Aim of the exercise: Produce a word-for-word copy of the listing below without its pictures.

Available records:

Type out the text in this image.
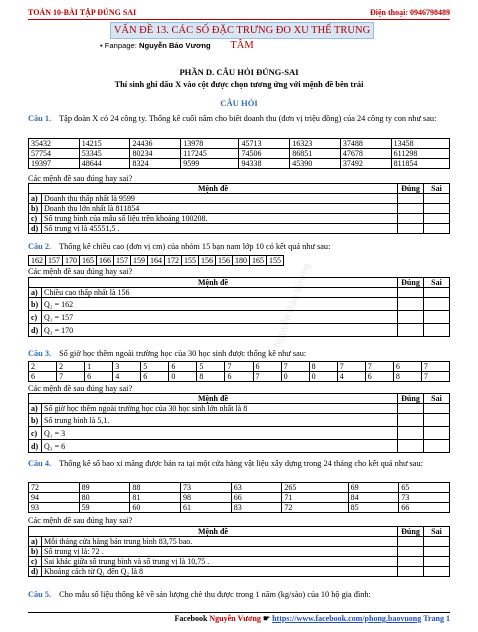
TOÁN 10-BÀI TẬP ĐÚNG SAI	Điện thoại: 0946798489
VẤN ĐỀ 13. CÁC SỐ ĐẶC TRƯNG ĐO XU THẾ TRUNG TÂM
• Fanpage: Nguyễn Bảo Vương
PHẦN D. CÂU HỎI ĐÚNG-SAI
Thí sinh ghi dấu X vào cột được chọn tương ứng với mệnh đề bên trái
CÂU HỎI
Nguyễn Bảo Vương
Câu 1. Tập đoàn X có 24 công ty. Thống kê cuối năm cho biết doanh thu (đơn vị triệu đồng) của 24 công ty con như sau:
35432	14215	24436	13978	45713	16323	37488	13458
57754	53345	80234	117245	74506	86851	47678	611298
19397	48644	8324	9599	94338	45390	37492	811854
Các mệnh đề sau đúng hay sai?
Mệnh đề		Đúng	Sai
a)	Doanh thu thấp nhất là 9599		
b)	Doanh thu lớn nhất là 811854		
c)	Số trung bình của mẫu số liệu trên khoảng 100208.		
d)	Số trung vị là 45551,5 .		
Câu 2. Thống kê chiều cao (đơn vị cm) của nhóm 15 bạn nam lớp 10 có kết quả như sau:
162	157	170	165	166	157	159	164	172	155	156	156	180	165	155
Các mệnh đề sau đúng hay sai?
Mệnh đề		Đúng	Sai
a)	Chiều cao thấp nhất là 156		
b)	Q₂ = 162		
c)	Q₁ = 157		
d)	Q₃ = 170		
Câu 3. Số giờ học thêm ngoài trường học của 30 học sinh được thống kê như sau:
2	2	1	3	5	6	5	7	6	7	8	7	7	6	7
6	7	6	4	6	0	8	6	7	0	0	4	6	8	7
Các mệnh đề sau đúng hay sai?
Mệnh đề		Đúng	Sai
a)	Số giờ học thêm ngoài trường học của 30 học sinh lớn nhất là 8		
b)	Số trung bình là 5,1.		
c)	Q₁ = 3		
d)	Q₃ = 6		
Câu 4. Thống kê số bao xi măng được bán ra tại một cửa hàng vật liệu xây dựng trong 24 tháng cho kết quả như sau:
72	89	88	73	63	265	69	65
94	80	81	98	66	71	84	73
93	59	60	61	83	72	85	66
Các mệnh đề sau đúng hay sai?
Mệnh đề		Đúng	Sai
a)	Mỗi tháng cửa hàng bán trung bình 83,75 bao.		
b)	Số trung vị là: 72 .		
c)	Sai khác giữa số trung bình và số trung vị là 10,75 .		
d)	Khoảng cách từ Q₁ đến Q₂ là 8		
Câu 5. Cho mẫu số liệu thống kê về sản lượng chè thu được trong 1 năm (kg/sào) của 10 hộ gia đình:
Facebook Nguyễn Vương ☛ https://www.facebook.com/phong.baovuong Trang 1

Exercise result:
Type out the text in this image.
TOÁN 10-BÀI TẬP ĐÚNG SAI	Điện thoại: 0946798489
VẤN ĐỀ 13. CÁC SỐ ĐẶC TRƯNG ĐO XU THẾ TRUNG TÂM
• Fanpage: Nguyễn Bảo Vương
PHẦN D. CÂU HỎI ĐÚNG-SAI
Thí sinh ghi dấu X vào cột được chọn tương ứng với mệnh đề bên trái
CÂU HỎI
Nguyễn Bảo Vương
Câu 1. Tập đoàn X có 24 công ty. Thống kê cuối năm cho biết doanh thu (đơn vị triệu đồng) của 24 công ty con như sau:
35432	14215	24436	13978	45713	16323	37488	13458
57754	53345	80234	117245	74506	86851	47678	611298
19397	48644	8324	9599	94338	45390	37492	811854
Các mệnh đề sau đúng hay sai?
Mệnh đề		Đúng	Sai
a)	Doanh thu thấp nhất là 9599		
b)	Doanh thu lớn nhất là 811854		
c)	Số trung bình của mẫu số liệu trên khoảng 100208.		
d)	Số trung vị là 45551,5 .		
Câu 2. Thống kê chiều cao (đơn vị cm) của nhóm 15 bạn nam lớp 10 có kết quả như sau:
162	157	170	165	166	157	159	164	172	155	156	156	180	165	155
Các mệnh đề sau đúng hay sai?
Mệnh đề		Đúng	Sai
a)	Chiều cao thấp nhất là 156		
b)	Q₂ = 162		
c)	Q₁ = 157		
d)	Q₃ = 170		
Câu 3. Số giờ học thêm ngoài trường học của 30 học sinh được thống kê như sau:
2	2	1	3	5	6	5	7	6	7	8	7	7	6	7
6	7	6	4	6	0	8	6	7	0	0	4	6	8	7
Các mệnh đề sau đúng hay sai?
Mệnh đề		Đúng	Sai
a)	Số giờ học thêm ngoài trường học của 30 học sinh lớn nhất là 8		
b)	Số trung bình là 5,1.		
c)	Q₁ = 3		
d)	Q₃ = 6		
Câu 4. Thống kê số bao xi măng được bán ra tại một cửa hàng vật liệu xây dựng trong 24 tháng cho kết quả như sau:
72	89	88	73	63	265	69	65
94	80	81	98	66	71	84	73
93	59	60	61	83	72	85	66
Các mệnh đề sau đúng hay sai?
Mệnh đề		Đúng	Sai
a)	Mỗi tháng cửa hàng bán trung bình 83,75 bao.		
b)	Số trung vị là: 72 .		
c)	Sai khác giữa số trung bình và số trung vị là 10,75 .		
d)	Khoảng cách từ Q₁ đến Q₂ là 8		
Câu 5. Cho mẫu số liệu thống kê về sản lượng chè thu được trong 1 năm (kg/sào) của 10 hộ gia đình:
Facebook Nguyễn Vương ☛ https://www.facebook.com/phong.baovuong Trang 1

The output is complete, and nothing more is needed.